▸ **YOUR TASK**
Set out every line bearing the string "screenshot".

▸ **SUPPLIED ENTRIES**
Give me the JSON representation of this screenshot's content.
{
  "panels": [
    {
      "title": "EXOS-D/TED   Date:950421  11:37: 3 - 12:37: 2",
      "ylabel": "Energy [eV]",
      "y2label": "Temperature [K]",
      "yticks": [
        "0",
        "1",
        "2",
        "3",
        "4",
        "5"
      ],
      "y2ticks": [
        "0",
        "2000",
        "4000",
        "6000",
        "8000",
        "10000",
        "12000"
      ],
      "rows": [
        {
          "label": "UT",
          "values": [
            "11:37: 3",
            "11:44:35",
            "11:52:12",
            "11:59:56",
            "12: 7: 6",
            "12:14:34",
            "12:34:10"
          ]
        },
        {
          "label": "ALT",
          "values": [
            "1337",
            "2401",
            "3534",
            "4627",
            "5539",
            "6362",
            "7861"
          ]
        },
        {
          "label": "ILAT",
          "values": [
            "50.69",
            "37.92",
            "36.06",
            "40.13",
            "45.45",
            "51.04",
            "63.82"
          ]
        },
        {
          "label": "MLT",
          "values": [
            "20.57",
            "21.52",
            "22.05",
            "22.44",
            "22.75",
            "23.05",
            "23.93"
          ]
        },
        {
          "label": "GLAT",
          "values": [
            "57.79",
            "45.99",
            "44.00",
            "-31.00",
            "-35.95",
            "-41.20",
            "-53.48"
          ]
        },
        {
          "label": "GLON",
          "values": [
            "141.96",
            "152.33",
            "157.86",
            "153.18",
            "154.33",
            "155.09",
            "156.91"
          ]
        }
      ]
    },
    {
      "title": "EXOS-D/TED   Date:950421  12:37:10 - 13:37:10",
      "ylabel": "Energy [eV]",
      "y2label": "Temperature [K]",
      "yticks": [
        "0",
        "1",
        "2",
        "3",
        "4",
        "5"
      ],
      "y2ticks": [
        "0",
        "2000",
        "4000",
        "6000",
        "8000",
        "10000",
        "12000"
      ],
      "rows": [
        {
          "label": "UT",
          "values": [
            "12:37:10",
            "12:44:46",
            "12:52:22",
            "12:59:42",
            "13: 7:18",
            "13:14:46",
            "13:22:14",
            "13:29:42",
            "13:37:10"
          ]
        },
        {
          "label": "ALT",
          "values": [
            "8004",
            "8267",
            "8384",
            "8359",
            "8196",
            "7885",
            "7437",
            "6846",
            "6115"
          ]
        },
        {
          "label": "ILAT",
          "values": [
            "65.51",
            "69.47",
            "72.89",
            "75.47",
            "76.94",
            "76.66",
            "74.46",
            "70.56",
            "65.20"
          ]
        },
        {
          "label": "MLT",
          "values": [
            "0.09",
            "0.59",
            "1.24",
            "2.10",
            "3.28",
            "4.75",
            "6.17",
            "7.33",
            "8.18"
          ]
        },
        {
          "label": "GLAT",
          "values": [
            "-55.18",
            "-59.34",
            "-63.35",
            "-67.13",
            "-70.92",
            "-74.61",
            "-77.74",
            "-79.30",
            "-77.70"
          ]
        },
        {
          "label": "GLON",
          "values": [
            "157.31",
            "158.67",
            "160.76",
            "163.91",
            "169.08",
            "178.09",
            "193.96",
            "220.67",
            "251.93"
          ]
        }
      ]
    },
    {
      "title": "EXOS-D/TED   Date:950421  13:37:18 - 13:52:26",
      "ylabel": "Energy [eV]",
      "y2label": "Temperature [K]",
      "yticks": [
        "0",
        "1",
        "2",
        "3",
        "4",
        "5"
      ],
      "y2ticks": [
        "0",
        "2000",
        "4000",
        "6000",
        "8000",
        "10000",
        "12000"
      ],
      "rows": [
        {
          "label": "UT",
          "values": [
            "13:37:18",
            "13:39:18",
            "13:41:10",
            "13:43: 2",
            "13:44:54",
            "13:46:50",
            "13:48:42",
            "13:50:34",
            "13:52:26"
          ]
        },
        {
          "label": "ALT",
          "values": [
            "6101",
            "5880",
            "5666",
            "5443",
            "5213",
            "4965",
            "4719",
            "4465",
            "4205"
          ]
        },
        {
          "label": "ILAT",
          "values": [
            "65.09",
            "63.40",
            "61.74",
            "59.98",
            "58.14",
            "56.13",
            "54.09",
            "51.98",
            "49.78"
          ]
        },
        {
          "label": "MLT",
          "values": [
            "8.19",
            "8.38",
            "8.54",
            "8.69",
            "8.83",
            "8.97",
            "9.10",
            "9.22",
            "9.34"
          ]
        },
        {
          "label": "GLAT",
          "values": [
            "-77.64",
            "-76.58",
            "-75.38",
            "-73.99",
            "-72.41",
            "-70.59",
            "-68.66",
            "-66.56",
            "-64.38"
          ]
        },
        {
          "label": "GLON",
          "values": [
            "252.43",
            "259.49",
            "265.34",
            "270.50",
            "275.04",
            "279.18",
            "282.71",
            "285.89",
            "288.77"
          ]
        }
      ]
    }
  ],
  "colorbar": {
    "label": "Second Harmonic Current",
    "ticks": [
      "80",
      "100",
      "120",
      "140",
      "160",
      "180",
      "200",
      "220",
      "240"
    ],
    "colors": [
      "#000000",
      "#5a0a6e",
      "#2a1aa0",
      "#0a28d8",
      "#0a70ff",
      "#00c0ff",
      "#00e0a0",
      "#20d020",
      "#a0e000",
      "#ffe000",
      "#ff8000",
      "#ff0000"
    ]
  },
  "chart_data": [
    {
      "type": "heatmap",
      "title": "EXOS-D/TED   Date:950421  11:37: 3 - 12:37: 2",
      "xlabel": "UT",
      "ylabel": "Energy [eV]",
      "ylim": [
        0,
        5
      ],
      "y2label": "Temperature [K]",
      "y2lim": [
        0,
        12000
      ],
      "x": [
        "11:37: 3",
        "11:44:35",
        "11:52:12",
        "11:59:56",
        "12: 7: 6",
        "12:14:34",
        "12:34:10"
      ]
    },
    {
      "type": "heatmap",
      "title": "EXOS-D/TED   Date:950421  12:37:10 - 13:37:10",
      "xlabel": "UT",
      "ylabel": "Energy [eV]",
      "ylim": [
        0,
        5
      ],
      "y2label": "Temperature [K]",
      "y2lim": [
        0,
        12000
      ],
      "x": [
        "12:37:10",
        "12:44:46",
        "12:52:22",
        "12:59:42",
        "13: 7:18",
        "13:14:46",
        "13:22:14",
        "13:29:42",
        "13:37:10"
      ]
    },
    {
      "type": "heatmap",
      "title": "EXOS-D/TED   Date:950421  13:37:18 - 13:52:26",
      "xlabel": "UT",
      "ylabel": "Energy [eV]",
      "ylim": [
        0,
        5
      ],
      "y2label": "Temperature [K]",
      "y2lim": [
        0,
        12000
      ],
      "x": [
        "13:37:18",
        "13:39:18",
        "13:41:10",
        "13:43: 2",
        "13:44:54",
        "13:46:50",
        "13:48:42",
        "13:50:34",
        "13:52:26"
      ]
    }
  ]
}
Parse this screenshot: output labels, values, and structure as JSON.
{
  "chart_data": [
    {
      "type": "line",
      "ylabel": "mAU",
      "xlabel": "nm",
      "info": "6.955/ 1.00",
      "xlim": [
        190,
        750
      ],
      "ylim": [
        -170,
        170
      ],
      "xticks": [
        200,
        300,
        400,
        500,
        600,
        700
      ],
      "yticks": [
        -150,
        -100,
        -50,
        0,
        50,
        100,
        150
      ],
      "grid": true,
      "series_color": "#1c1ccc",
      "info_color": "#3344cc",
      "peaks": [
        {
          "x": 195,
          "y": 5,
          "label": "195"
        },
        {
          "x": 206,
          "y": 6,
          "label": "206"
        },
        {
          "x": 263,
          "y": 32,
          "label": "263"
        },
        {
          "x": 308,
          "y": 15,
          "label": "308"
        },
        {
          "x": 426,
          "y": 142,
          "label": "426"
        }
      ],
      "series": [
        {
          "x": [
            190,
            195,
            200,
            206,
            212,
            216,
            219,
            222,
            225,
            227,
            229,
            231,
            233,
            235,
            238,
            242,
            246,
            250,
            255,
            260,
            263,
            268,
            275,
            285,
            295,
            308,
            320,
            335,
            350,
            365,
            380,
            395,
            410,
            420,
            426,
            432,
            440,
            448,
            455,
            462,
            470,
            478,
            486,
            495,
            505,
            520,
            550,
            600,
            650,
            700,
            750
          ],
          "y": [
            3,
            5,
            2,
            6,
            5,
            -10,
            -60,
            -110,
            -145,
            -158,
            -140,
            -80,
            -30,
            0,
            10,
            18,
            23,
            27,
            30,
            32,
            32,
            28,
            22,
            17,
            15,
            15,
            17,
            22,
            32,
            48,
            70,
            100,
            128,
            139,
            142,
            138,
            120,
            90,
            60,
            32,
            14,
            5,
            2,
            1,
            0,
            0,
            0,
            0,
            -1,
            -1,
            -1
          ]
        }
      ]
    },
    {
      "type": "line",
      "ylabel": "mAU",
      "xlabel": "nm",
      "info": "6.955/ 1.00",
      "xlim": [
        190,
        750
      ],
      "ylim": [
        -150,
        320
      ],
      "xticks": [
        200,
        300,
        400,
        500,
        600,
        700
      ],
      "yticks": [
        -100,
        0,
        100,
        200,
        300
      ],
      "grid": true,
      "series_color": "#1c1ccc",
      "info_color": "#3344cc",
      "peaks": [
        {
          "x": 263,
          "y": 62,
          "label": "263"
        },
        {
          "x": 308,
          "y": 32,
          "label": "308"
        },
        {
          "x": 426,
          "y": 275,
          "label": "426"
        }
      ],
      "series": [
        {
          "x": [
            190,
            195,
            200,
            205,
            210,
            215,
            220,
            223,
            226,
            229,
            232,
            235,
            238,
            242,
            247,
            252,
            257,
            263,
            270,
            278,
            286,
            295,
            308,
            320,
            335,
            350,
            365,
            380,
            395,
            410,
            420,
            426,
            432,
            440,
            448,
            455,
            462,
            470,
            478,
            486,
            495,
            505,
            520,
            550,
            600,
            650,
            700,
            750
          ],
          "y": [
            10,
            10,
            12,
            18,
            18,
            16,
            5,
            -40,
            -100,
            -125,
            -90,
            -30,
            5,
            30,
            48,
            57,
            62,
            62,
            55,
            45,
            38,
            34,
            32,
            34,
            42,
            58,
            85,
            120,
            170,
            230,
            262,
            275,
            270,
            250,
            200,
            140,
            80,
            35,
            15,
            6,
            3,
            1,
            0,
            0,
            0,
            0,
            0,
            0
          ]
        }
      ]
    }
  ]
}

▸ **WRITTEN ANSWER**
Give me the JSON representation of this screenshot's content.
Parse this screenshot: output labels, values, and structure as JSON.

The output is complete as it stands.